● What is required
Copy the records below exactly as they appear.

[Data items]

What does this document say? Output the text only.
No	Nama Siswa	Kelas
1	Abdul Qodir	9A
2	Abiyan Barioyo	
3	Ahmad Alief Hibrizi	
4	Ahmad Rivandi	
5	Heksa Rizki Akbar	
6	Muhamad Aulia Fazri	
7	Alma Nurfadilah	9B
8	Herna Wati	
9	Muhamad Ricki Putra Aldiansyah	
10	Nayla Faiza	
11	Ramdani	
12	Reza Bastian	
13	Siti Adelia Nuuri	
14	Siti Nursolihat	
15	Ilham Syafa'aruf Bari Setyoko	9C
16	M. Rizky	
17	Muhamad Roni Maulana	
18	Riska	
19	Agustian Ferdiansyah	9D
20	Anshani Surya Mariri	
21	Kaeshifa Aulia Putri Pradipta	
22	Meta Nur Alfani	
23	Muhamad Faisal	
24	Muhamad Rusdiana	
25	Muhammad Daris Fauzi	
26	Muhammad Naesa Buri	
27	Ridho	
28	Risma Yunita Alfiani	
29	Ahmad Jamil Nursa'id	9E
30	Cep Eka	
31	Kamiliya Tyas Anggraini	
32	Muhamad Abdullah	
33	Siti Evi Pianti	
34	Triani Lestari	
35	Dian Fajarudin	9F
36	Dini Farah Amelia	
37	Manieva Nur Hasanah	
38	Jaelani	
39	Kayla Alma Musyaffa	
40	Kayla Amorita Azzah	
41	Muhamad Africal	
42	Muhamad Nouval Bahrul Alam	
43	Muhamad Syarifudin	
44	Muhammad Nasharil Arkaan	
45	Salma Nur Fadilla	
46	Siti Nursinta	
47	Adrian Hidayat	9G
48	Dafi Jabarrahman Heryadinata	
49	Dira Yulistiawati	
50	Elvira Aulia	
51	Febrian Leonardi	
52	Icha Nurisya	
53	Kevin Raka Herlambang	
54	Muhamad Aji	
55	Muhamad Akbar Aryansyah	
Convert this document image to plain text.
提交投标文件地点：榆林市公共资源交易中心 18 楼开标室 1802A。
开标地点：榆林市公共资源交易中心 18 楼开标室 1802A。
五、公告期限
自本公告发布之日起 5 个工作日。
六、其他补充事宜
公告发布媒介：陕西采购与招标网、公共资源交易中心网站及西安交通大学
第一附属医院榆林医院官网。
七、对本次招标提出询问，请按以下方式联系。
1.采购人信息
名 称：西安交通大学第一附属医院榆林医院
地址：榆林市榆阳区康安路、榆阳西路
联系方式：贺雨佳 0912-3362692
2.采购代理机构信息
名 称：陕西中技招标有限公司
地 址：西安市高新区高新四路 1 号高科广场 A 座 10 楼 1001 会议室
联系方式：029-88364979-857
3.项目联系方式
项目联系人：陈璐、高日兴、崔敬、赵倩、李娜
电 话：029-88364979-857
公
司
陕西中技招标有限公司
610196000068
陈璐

● Exercise result
What does this document say? Output the text only.
No	Nama Siswa	Kelas
1	Abdul Qodir	9A
2	Abiyan Barioyo	
3	Ahmad Alief Hibrizi	
4	Ahmad Rivandi	
5	Heksa Rizki Akbar	
6	Muhamad Aulia Fazri	
7	Alma Nurfadilah	9B
8	Herna Wati	
9	Muhamad Ricki Putra Aldiansyah	
10	Nayla Faiza	
11	Ramdani	
12	Reza Bastian	
13	Siti Adelia Nuuri	
14	Siti Nursolihat	
15	Ilham Syafa'aruf Bari Setyoko	9C
16	M. Rizky	
17	Muhamad Roni Maulana	
18	Riska	
19	Agustian Ferdiansyah	9D
20	Anshani Surya Mariri	
21	Kaeshifa Aulia Putri Pradipta	
22	Meta Nur Alfani	
23	Muhamad Faisal	
24	Muhamad Rusdiana	
25	Muhammad Daris Fauzi	
26	Muhammad Naesa Buri	
27	Ridho	
28	Risma Yunita Alfiani	
29	Ahmad Jamil Nursa'id	9E
30	Cep Eka	
31	Kamiliya Tyas Anggraini	
32	Muhamad Abdullah	
33	Siti Evi Pianti	
34	Triani Lestari	
35	Dian Fajarudin	9F
36	Dini Farah Amelia	
37	Manieva Nur Hasanah	
38	Jaelani	
39	Kayla Alma Musyaffa	
40	Kayla Amorita Azzah	
41	Muhamad Africal	
42	Muhamad Nouval Bahrul Alam	
43	Muhamad Syarifudin	
44	Muhammad Nasharil Arkaan	
45	Salma Nur Fadilla	
46	Siti Nursinta	
47	Adrian Hidayat	9G
48	Dafi Jabarrahman Heryadinata	
49	Dira Yulistiawati	
50	Elvira Aulia	
51	Febrian Leonardi	
52	Icha Nurisya	
53	Kevin Raka Herlambang	
54	Muhamad Aji	
55	Muhamad Akbar Aryansyah	
Convert this document image to plain text.
提交投标文件地点：榆林市公共资源交易中心 18 楼开标室 1802A。
开标地点：榆林市公共资源交易中心 18 楼开标室 1802A。
五、公告期限
自本公告发布之日起 5 个工作日。
六、其他补充事宜
公告发布媒介：陕西采购与招标网、公共资源交易中心网站及西安交通大学
第一附属医院榆林医院官网。
七、对本次招标提出询问，请按以下方式联系。
1.采购人信息
名 称：西安交通大学第一附属医院榆林医院
地址：榆林市榆阳区康安路、榆阳西路
联系方式：贺雨佳 0912-3362692
2.采购代理机构信息
名 称：陕西中技招标有限公司
地 址：西安市高新区高新四路 1 号高科广场 A 座 10 楼 1001 会议室
联系方式：029-88364979-857
3.项目联系方式
项目联系人：陈璐、高日兴、崔敬、赵倩、李娜
电 话：029-88364979-857
公
司
陕西中技招标有限公司
610196000068
陈璐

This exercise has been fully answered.